● STATED TASK
Print, exactly and completely, every entry in the data.

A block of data
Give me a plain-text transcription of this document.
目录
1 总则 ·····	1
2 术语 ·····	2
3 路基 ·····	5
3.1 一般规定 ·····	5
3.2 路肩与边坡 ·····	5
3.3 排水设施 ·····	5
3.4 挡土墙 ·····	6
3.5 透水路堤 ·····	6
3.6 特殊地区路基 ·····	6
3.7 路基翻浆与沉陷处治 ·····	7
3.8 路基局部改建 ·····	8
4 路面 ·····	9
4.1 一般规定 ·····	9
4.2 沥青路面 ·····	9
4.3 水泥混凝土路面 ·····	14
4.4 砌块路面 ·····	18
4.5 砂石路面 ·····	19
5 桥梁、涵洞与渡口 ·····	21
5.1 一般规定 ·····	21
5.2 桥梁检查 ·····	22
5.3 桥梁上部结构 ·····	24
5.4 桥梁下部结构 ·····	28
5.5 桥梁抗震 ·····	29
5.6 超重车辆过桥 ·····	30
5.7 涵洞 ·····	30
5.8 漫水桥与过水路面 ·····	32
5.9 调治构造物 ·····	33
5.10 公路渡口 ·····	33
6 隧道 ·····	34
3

● TASK ANSWER
Give me a plain-text transcription of this document.
目录
1 总则 ·····	1
2 术语 ·····	2
3 路基 ·····	5
3.1 一般规定 ·····	5
3.2 路肩与边坡 ·····	5
3.3 排水设施 ·····	5
3.4 挡土墙 ·····	6
3.5 透水路堤 ·····	6
3.6 特殊地区路基 ·····	6
3.7 路基翻浆与沉陷处治 ·····	7
3.8 路基局部改建 ·····	8
4 路面 ·····	9
4.1 一般规定 ·····	9
4.2 沥青路面 ·····	9
4.3 水泥混凝土路面 ·····	14
4.4 砌块路面 ·····	18
4.5 砂石路面 ·····	19
5 桥梁、涵洞与渡口 ·····	21
5.1 一般规定 ·····	21
5.2 桥梁检查 ·····	22
5.3 桥梁上部结构 ·····	24
5.4 桥梁下部结构 ·····	28
5.5 桥梁抗震 ·····	29
5.6 超重车辆过桥 ·····	30
5.7 涵洞 ·····	30
5.8 漫水桥与过水路面 ·····	32
5.9 调治构造物 ·····	33
5.10 公路渡口 ·····	33
6 隧道 ·····	34
3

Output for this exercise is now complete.